## [Exercise description]
Duplicate each line of the records below verbatim, covering every record in full.

[Element position data]
------------

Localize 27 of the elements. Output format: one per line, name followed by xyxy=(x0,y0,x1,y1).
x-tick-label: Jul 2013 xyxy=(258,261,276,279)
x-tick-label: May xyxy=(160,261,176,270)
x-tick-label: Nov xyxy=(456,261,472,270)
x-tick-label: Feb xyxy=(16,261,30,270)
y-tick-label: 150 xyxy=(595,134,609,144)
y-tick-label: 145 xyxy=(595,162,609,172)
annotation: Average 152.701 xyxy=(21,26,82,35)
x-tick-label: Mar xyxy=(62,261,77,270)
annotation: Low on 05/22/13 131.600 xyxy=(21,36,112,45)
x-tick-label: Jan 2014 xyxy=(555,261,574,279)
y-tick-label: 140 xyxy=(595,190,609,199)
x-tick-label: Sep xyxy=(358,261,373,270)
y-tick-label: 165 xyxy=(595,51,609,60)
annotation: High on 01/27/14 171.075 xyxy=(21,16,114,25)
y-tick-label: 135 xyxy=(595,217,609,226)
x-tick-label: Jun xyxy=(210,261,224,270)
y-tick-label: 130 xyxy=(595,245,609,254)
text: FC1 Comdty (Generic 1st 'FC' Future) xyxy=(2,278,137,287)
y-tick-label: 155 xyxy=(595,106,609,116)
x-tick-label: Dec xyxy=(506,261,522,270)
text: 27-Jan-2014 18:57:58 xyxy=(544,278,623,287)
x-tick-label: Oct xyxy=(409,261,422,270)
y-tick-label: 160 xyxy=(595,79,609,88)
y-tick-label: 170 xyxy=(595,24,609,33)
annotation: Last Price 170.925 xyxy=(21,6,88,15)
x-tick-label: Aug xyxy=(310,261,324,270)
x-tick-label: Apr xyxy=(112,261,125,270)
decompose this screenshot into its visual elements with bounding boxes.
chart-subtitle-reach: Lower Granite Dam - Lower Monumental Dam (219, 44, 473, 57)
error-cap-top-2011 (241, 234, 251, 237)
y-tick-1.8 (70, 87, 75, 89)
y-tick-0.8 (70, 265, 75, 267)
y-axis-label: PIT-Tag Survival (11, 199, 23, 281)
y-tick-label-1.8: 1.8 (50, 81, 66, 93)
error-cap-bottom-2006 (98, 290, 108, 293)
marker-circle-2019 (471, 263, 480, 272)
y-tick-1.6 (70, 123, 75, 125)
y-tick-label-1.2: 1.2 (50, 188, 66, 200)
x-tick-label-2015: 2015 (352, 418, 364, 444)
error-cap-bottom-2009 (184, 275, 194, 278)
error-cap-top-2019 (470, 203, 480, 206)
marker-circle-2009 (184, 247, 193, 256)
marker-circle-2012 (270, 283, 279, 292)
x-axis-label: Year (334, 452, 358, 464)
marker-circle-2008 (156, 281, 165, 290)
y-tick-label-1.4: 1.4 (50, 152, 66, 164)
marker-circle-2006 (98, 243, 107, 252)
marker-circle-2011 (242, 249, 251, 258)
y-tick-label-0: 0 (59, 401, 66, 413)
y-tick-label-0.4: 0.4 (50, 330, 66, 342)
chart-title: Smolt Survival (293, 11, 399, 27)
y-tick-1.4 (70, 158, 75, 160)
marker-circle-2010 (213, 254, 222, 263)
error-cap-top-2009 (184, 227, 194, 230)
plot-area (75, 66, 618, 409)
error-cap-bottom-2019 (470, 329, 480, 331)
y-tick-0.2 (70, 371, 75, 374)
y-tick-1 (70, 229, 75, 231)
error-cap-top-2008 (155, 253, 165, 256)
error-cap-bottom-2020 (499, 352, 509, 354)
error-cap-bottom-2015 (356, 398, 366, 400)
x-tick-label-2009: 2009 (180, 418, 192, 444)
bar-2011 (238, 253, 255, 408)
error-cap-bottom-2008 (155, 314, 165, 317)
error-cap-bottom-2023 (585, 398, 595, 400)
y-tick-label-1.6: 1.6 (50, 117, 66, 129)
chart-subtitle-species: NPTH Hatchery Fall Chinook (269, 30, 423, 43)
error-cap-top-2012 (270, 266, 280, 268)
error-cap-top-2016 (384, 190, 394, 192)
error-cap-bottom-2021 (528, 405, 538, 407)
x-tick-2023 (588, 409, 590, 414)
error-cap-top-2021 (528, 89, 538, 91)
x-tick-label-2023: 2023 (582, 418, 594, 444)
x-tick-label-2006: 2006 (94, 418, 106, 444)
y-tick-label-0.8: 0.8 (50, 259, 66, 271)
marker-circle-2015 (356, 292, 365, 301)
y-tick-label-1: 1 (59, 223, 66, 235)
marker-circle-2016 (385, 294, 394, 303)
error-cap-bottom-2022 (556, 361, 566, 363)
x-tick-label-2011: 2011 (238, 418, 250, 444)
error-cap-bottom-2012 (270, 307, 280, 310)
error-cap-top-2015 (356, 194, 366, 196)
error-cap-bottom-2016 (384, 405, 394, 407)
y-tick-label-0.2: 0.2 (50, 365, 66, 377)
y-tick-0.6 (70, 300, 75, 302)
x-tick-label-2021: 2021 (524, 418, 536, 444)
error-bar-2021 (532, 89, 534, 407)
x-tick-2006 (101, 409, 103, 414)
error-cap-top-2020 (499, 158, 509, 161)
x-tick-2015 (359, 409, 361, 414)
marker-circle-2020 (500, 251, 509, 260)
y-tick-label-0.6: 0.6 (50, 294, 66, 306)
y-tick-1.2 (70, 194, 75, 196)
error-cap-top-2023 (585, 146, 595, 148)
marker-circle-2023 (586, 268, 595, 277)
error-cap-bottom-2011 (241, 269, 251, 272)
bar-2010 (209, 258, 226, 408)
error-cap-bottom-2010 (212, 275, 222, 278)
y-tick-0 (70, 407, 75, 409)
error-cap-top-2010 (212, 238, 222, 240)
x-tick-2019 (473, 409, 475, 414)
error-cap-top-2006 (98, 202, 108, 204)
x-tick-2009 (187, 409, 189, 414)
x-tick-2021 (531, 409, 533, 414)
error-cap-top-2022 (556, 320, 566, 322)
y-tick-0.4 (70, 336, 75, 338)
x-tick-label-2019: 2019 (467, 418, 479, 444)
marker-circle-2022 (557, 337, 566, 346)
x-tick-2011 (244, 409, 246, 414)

------------

## [Answer to this task]
Localize 27 of the elements. Output format: one per line, name followed by xyxy=(x0,y0,x1,y1).
x-tick-label: Jul 2013 xyxy=(258,261,276,279)
x-tick-label: May xyxy=(160,261,176,270)
x-tick-label: Nov xyxy=(456,261,472,270)
x-tick-label: Feb xyxy=(16,261,30,270)
y-tick-label: 150 xyxy=(595,134,609,144)
y-tick-label: 145 xyxy=(595,162,609,172)
annotation: Average 152.701 xyxy=(21,26,82,35)
x-tick-label: Mar xyxy=(62,261,77,270)
annotation: Low on 05/22/13 131.600 xyxy=(21,36,112,45)
x-tick-label: Jan 2014 xyxy=(555,261,574,279)
y-tick-label: 140 xyxy=(595,190,609,199)
x-tick-label: Sep xyxy=(358,261,373,270)
y-tick-label: 165 xyxy=(595,51,609,60)
annotation: High on 01/27/14 171.075 xyxy=(21,16,114,25)
y-tick-label: 135 xyxy=(595,217,609,226)
x-tick-label: Jun xyxy=(210,261,224,270)
y-tick-label: 130 xyxy=(595,245,609,254)
text: FC1 Comdty (Generic 1st 'FC' Future) xyxy=(2,278,137,287)
y-tick-label: 155 xyxy=(595,106,609,116)
x-tick-label: Dec xyxy=(506,261,522,270)
text: 27-Jan-2014 18:57:58 xyxy=(544,278,623,287)
x-tick-label: Oct xyxy=(409,261,422,270)
y-tick-label: 160 xyxy=(595,79,609,88)
y-tick-label: 170 xyxy=(595,24,609,33)
annotation: Last Price 170.925 xyxy=(21,6,88,15)
x-tick-label: Aug xyxy=(310,261,324,270)
x-tick-label: Apr xyxy=(112,261,125,270)
decompose this screenshot into its visual elements with bounding boxes.
chart-subtitle-reach: Lower Granite Dam - Lower Monumental Dam (219, 44, 473, 57)
error-cap-top-2011 (241, 234, 251, 237)
y-tick-1.8 (70, 87, 75, 89)
y-tick-0.8 (70, 265, 75, 267)
y-axis-label: PIT-Tag Survival (11, 199, 23, 281)
y-tick-label-1.8: 1.8 (50, 81, 66, 93)
error-cap-bottom-2006 (98, 290, 108, 293)
marker-circle-2019 (471, 263, 480, 272)
y-tick-1.6 (70, 123, 75, 125)
y-tick-label-1.2: 1.2 (50, 188, 66, 200)
x-tick-label-2015: 2015 (352, 418, 364, 444)
error-cap-bottom-2009 (184, 275, 194, 278)
error-cap-top-2019 (470, 203, 480, 206)
marker-circle-2009 (184, 247, 193, 256)
marker-circle-2012 (270, 283, 279, 292)
x-axis-label: Year (334, 452, 358, 464)
marker-circle-2008 (156, 281, 165, 290)
y-tick-label-1.4: 1.4 (50, 152, 66, 164)
marker-circle-2006 (98, 243, 107, 252)
marker-circle-2011 (242, 249, 251, 258)
y-tick-label-0: 0 (59, 401, 66, 413)
y-tick-label-0.4: 0.4 (50, 330, 66, 342)
chart-title: Smolt Survival (293, 11, 399, 27)
y-tick-1.4 (70, 158, 75, 160)
marker-circle-2010 (213, 254, 222, 263)
error-cap-top-2009 (184, 227, 194, 230)
plot-area (75, 66, 618, 409)
error-cap-bottom-2019 (470, 329, 480, 331)
y-tick-0.2 (70, 371, 75, 374)
y-tick-1 (70, 229, 75, 231)
error-cap-top-2008 (155, 253, 165, 256)
error-cap-bottom-2020 (499, 352, 509, 354)
error-cap-bottom-2015 (356, 398, 366, 400)
x-tick-label-2009: 2009 (180, 418, 192, 444)
bar-2011 (238, 253, 255, 408)
error-cap-bottom-2008 (155, 314, 165, 317)
error-cap-bottom-2023 (585, 398, 595, 400)
y-tick-label-1.6: 1.6 (50, 117, 66, 129)
chart-subtitle-species: NPTH Hatchery Fall Chinook (269, 30, 423, 43)
error-cap-top-2012 (270, 266, 280, 268)
error-cap-top-2016 (384, 190, 394, 192)
error-cap-bottom-2021 (528, 405, 538, 407)
x-tick-2023 (588, 409, 590, 414)
error-cap-top-2021 (528, 89, 538, 91)
x-tick-label-2023: 2023 (582, 418, 594, 444)
x-tick-label-2006: 2006 (94, 418, 106, 444)
y-tick-label-0.8: 0.8 (50, 259, 66, 271)
marker-circle-2015 (356, 292, 365, 301)
y-tick-label-1: 1 (59, 223, 66, 235)
marker-circle-2016 (385, 294, 394, 303)
error-cap-bottom-2022 (556, 361, 566, 363)
x-tick-label-2011: 2011 (238, 418, 250, 444)
error-cap-bottom-2012 (270, 307, 280, 310)
error-cap-top-2015 (356, 194, 366, 196)
error-cap-bottom-2016 (384, 405, 394, 407)
y-tick-label-0.2: 0.2 (50, 365, 66, 377)
y-tick-0.6 (70, 300, 75, 302)
x-tick-label-2021: 2021 (524, 418, 536, 444)
error-bar-2021 (532, 89, 534, 407)
x-tick-2006 (101, 409, 103, 414)
error-cap-top-2020 (499, 158, 509, 161)
x-tick-2015 (359, 409, 361, 414)
marker-circle-2020 (500, 251, 509, 260)
y-tick-label-0.6: 0.6 (50, 294, 66, 306)
y-tick-1.2 (70, 194, 75, 196)
error-cap-top-2023 (585, 146, 595, 148)
marker-circle-2023 (586, 268, 595, 277)
error-cap-bottom-2011 (241, 269, 251, 272)
bar-2010 (209, 258, 226, 408)
error-cap-bottom-2010 (212, 275, 222, 278)
y-tick-0 (70, 407, 75, 409)
error-cap-top-2010 (212, 238, 222, 240)
x-tick-2019 (473, 409, 475, 414)
error-cap-top-2006 (98, 202, 108, 204)
x-tick-2009 (187, 409, 189, 414)
x-tick-2021 (531, 409, 533, 414)
error-cap-top-2022 (556, 320, 566, 322)
y-tick-0.4 (70, 336, 75, 338)
x-tick-label-2019: 2019 (467, 418, 479, 444)
marker-circle-2022 (557, 337, 566, 346)
x-tick-2011 (244, 409, 246, 414)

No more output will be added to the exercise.